[Dataset records]
==================================================
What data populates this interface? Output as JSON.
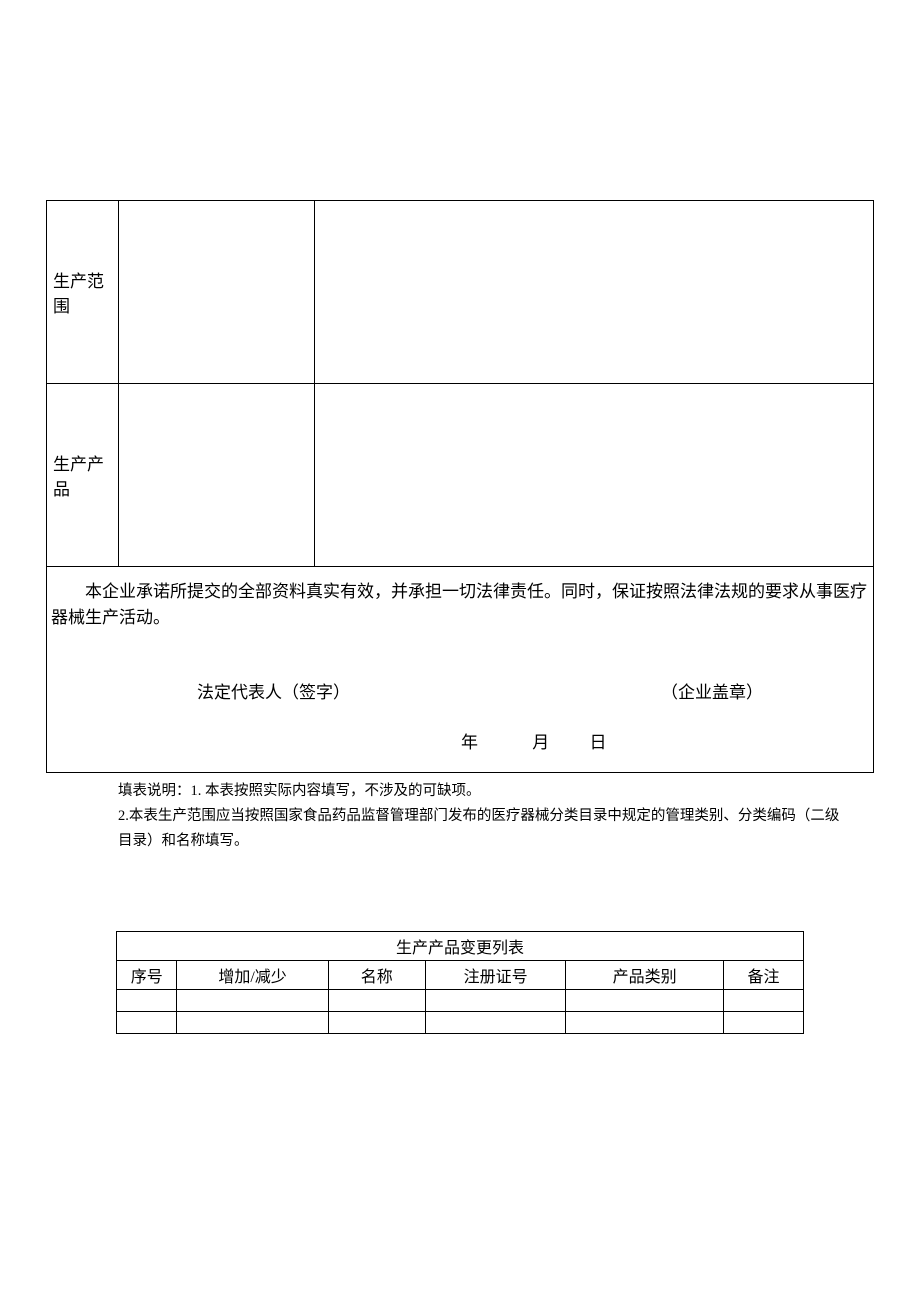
{
  "main": {
    "row1_label": "生产范围",
    "row2_label": "生产产品",
    "declaration_text": "本企业承诺所提交的全部资料真实有效，并承担一切法律责任。同时，保证按照法律法规的要求从事医疗器械生产活动。",
    "sign_rep": "法定代表人（签字）",
    "sign_stamp": "（企业盖章）",
    "date_year": "年",
    "date_month": "月",
    "date_day": "日"
  },
  "notes": {
    "line1": "填表说明：1. 本表按照实际内容填写，不涉及的可缺项。",
    "line2": "2.本表生产范围应当按照国家食品药品监督管理部门发布的医疗器械分类目录中规定的管理类别、分类编码（二级目录）和名称填写。"
  },
  "subtable": {
    "title": "生产产品变更列表",
    "headers": {
      "seq": "序号",
      "change": "增加/减少",
      "name": "名称",
      "regno": "注册证号",
      "category": "产品类别",
      "remark": "备注"
    },
    "rows": [
      {
        "seq": "",
        "change": "",
        "name": "",
        "regno": "",
        "category": "",
        "remark": ""
      },
      {
        "seq": "",
        "change": "",
        "name": "",
        "regno": "",
        "category": "",
        "remark": ""
      }
    ]
  }
}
==================================================
_TASK TO COMPLETE_
Produce an exact copy of each line of data, skipping embedded images.

_SOLVED PROBLEM_
What data populates this interface? Output as JSON.
{
  "main": {
    "row1_label": "生产范围",
    "row2_label": "生产产品",
    "declaration_text": "本企业承诺所提交的全部资料真实有效，并承担一切法律责任。同时，保证按照法律法规的要求从事医疗器械生产活动。",
    "sign_rep": "法定代表人（签字）",
    "sign_stamp": "（企业盖章）",
    "date_year": "年",
    "date_month": "月",
    "date_day": "日"
  },
  "notes": {
    "line1": "填表说明：1. 本表按照实际内容填写，不涉及的可缺项。",
    "line2": "2.本表生产范围应当按照国家食品药品监督管理部门发布的医疗器械分类目录中规定的管理类别、分类编码（二级目录）和名称填写。"
  },
  "subtable": {
    "title": "生产产品变更列表",
    "headers": {
      "seq": "序号",
      "change": "增加/减少",
      "name": "名称",
      "regno": "注册证号",
      "category": "产品类别",
      "remark": "备注"
    },
    "rows": [
      {
        "seq": "",
        "change": "",
        "name": "",
        "regno": "",
        "category": "",
        "remark": ""
      },
      {
        "seq": "",
        "change": "",
        "name": "",
        "regno": "",
        "category": "",
        "remark": ""
      }
    ]
  }
}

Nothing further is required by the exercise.